### The problem
Copy each line where the word "source" occurs.

Stored data entries
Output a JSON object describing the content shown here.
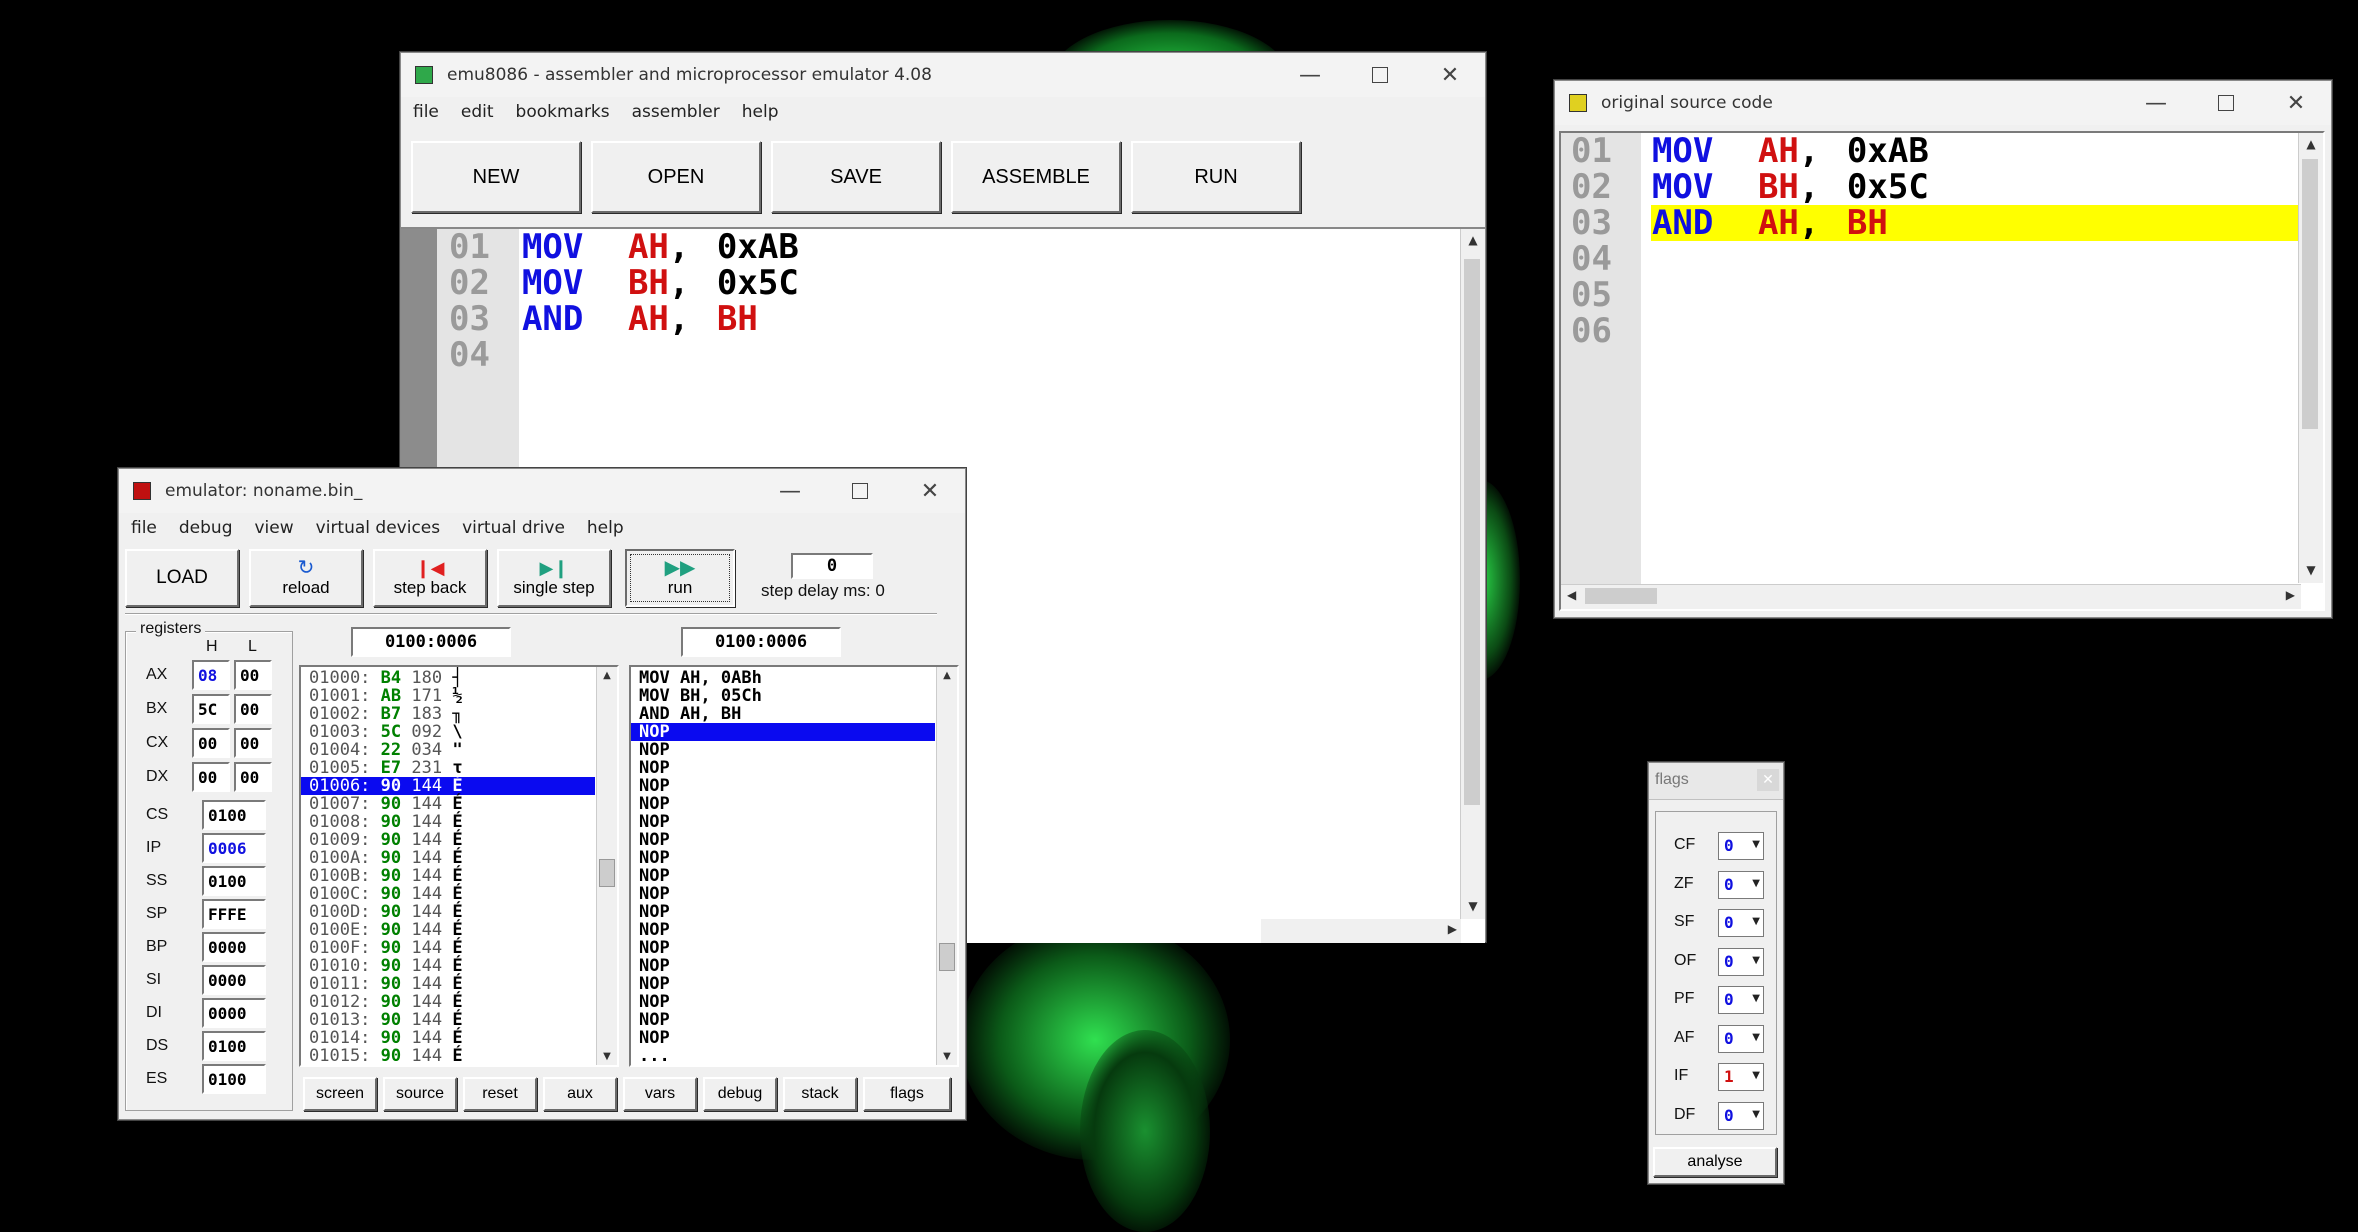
{
  "editor": {
    "title": "emu8086 - assembler and microprocessor emulator 4.08",
    "menu": [
      "file",
      "edit",
      "bookmarks",
      "assembler",
      "help"
    ],
    "toolbar": {
      "new": "NEW",
      "open": "OPEN",
      "save": "SAVE",
      "assemble": "ASSEMBLE",
      "run": "RUN"
    },
    "lines": [
      {
        "num": "01",
        "op": "MOV",
        "reg": "AH",
        "sep": ",",
        "arg": "0xAB",
        "arg_is_reg": false
      },
      {
        "num": "02",
        "op": "MOV",
        "reg": "BH",
        "sep": ",",
        "arg": "0x5C",
        "arg_is_reg": false
      },
      {
        "num": "03",
        "op": "AND",
        "reg": "AH",
        "sep": ",",
        "arg": "BH",
        "arg_is_reg": true
      },
      {
        "num": "04",
        "op": "",
        "reg": "",
        "sep": "",
        "arg": "",
        "arg_is_reg": false
      }
    ]
  },
  "source": {
    "title": "original source code",
    "highlight_color": "#ffff00",
    "lines": [
      {
        "num": "01",
        "op": "MOV",
        "reg": "AH",
        "sep": ",",
        "arg": "0xAB",
        "arg_is_reg": false
      },
      {
        "num": "02",
        "op": "MOV",
        "reg": "BH",
        "sep": ",",
        "arg": "0x5C",
        "arg_is_reg": false
      },
      {
        "num": "03",
        "op": "AND",
        "reg": "AH",
        "sep": ",",
        "arg": "BH",
        "arg_is_reg": true
      },
      {
        "num": "04",
        "op": "",
        "reg": "",
        "sep": "",
        "arg": "",
        "arg_is_reg": false
      },
      {
        "num": "05",
        "op": "",
        "reg": "",
        "sep": "",
        "arg": "",
        "arg_is_reg": false
      },
      {
        "num": "06",
        "op": "",
        "reg": "",
        "sep": "",
        "arg": "",
        "arg_is_reg": false
      }
    ]
  },
  "emulator": {
    "title": "emulator: noname.bin_",
    "menu": [
      "file",
      "debug",
      "view",
      "virtual devices",
      "virtual drive",
      "help"
    ],
    "toolbar": {
      "load": "LOAD",
      "reload": "reload",
      "step_back": "step back",
      "single_step": "single step",
      "run": "run",
      "step_delay_value": "0",
      "step_delay_label": "step delay ms: 0"
    },
    "registers_label": "registers",
    "hl_labels": {
      "h": "H",
      "l": "L"
    },
    "regs8": [
      {
        "name": "AX",
        "h": "08",
        "l": "00",
        "h_changed": true
      },
      {
        "name": "BX",
        "h": "5C",
        "l": "00",
        "h_changed": false
      },
      {
        "name": "CX",
        "h": "00",
        "l": "00",
        "h_changed": false
      },
      {
        "name": "DX",
        "h": "00",
        "l": "00",
        "h_changed": false
      }
    ],
    "regs16": [
      {
        "name": "CS",
        "value": "0100",
        "changed": false
      },
      {
        "name": "IP",
        "value": "0006",
        "changed": true
      },
      {
        "name": "SS",
        "value": "0100",
        "changed": false
      },
      {
        "name": "SP",
        "value": "FFFE",
        "changed": false
      },
      {
        "name": "BP",
        "value": "0000",
        "changed": false
      },
      {
        "name": "SI",
        "value": "0000",
        "changed": false
      },
      {
        "name": "DI",
        "value": "0000",
        "changed": false
      },
      {
        "name": "DS",
        "value": "0100",
        "changed": false
      },
      {
        "name": "ES",
        "value": "0100",
        "changed": false
      }
    ],
    "mem_address": "0100:0006",
    "dis_address": "0100:0006",
    "memory": [
      {
        "addr": "01000:",
        "hex": "B4",
        "dec": "180",
        "ch": "┤",
        "sel": false
      },
      {
        "addr": "01001:",
        "hex": "AB",
        "dec": "171",
        "ch": "½",
        "sel": false
      },
      {
        "addr": "01002:",
        "hex": "B7",
        "dec": "183",
        "ch": "╖",
        "sel": false
      },
      {
        "addr": "01003:",
        "hex": "5C",
        "dec": "092",
        "ch": "\\",
        "sel": false
      },
      {
        "addr": "01004:",
        "hex": "22",
        "dec": "034",
        "ch": "\"",
        "sel": false
      },
      {
        "addr": "01005:",
        "hex": "E7",
        "dec": "231",
        "ch": "τ",
        "sel": false
      },
      {
        "addr": "01006:",
        "hex": "90",
        "dec": "144",
        "ch": "É",
        "sel": true
      },
      {
        "addr": "01007:",
        "hex": "90",
        "dec": "144",
        "ch": "É",
        "sel": false
      },
      {
        "addr": "01008:",
        "hex": "90",
        "dec": "144",
        "ch": "É",
        "sel": false
      },
      {
        "addr": "01009:",
        "hex": "90",
        "dec": "144",
        "ch": "É",
        "sel": false
      },
      {
        "addr": "0100A:",
        "hex": "90",
        "dec": "144",
        "ch": "É",
        "sel": false
      },
      {
        "addr": "0100B:",
        "hex": "90",
        "dec": "144",
        "ch": "É",
        "sel": false
      },
      {
        "addr": "0100C:",
        "hex": "90",
        "dec": "144",
        "ch": "É",
        "sel": false
      },
      {
        "addr": "0100D:",
        "hex": "90",
        "dec": "144",
        "ch": "É",
        "sel": false
      },
      {
        "addr": "0100E:",
        "hex": "90",
        "dec": "144",
        "ch": "É",
        "sel": false
      },
      {
        "addr": "0100F:",
        "hex": "90",
        "dec": "144",
        "ch": "É",
        "sel": false
      },
      {
        "addr": "01010:",
        "hex": "90",
        "dec": "144",
        "ch": "É",
        "sel": false
      },
      {
        "addr": "01011:",
        "hex": "90",
        "dec": "144",
        "ch": "É",
        "sel": false
      },
      {
        "addr": "01012:",
        "hex": "90",
        "dec": "144",
        "ch": "É",
        "sel": false
      },
      {
        "addr": "01013:",
        "hex": "90",
        "dec": "144",
        "ch": "É",
        "sel": false
      },
      {
        "addr": "01014:",
        "hex": "90",
        "dec": "144",
        "ch": "É",
        "sel": false
      },
      {
        "addr": "01015:",
        "hex": "90",
        "dec": "144",
        "ch": "É",
        "sel": false
      }
    ],
    "disasm": [
      {
        "text": "MOV AH, 0ABh",
        "sel": false
      },
      {
        "text": "MOV BH, 05Ch",
        "sel": false
      },
      {
        "text": "AND AH, BH",
        "sel": false
      },
      {
        "text": "NOP",
        "sel": true
      },
      {
        "text": "NOP",
        "sel": false
      },
      {
        "text": "NOP",
        "sel": false
      },
      {
        "text": "NOP",
        "sel": false
      },
      {
        "text": "NOP",
        "sel": false
      },
      {
        "text": "NOP",
        "sel": false
      },
      {
        "text": "NOP",
        "sel": false
      },
      {
        "text": "NOP",
        "sel": false
      },
      {
        "text": "NOP",
        "sel": false
      },
      {
        "text": "NOP",
        "sel": false
      },
      {
        "text": "NOP",
        "sel": false
      },
      {
        "text": "NOP",
        "sel": false
      },
      {
        "text": "NOP",
        "sel": false
      },
      {
        "text": "NOP",
        "sel": false
      },
      {
        "text": "NOP",
        "sel": false
      },
      {
        "text": "NOP",
        "sel": false
      },
      {
        "text": "NOP",
        "sel": false
      },
      {
        "text": "NOP",
        "sel": false
      },
      {
        "text": "...",
        "sel": false
      }
    ],
    "bottom_buttons": [
      "screen",
      "source",
      "reset",
      "aux",
      "vars",
      "debug",
      "stack",
      "flags"
    ]
  },
  "flags": {
    "title": "flags",
    "items": [
      {
        "name": "CF",
        "value": "0"
      },
      {
        "name": "ZF",
        "value": "0"
      },
      {
        "name": "SF",
        "value": "0"
      },
      {
        "name": "OF",
        "value": "0"
      },
      {
        "name": "PF",
        "value": "0"
      },
      {
        "name": "AF",
        "value": "0"
      },
      {
        "name": "IF",
        "value": "1"
      },
      {
        "name": "DF",
        "value": "0"
      }
    ],
    "analyse": "analyse"
  },
  "colors": {
    "keyword": "#1010e0",
    "register": "#d01010",
    "line_number": "#9a9a9a",
    "selection": "#0a0af0",
    "mem_hex": "#008000"
  }
}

### Solution below
  "source": {
    "title": "original source code",
      "source",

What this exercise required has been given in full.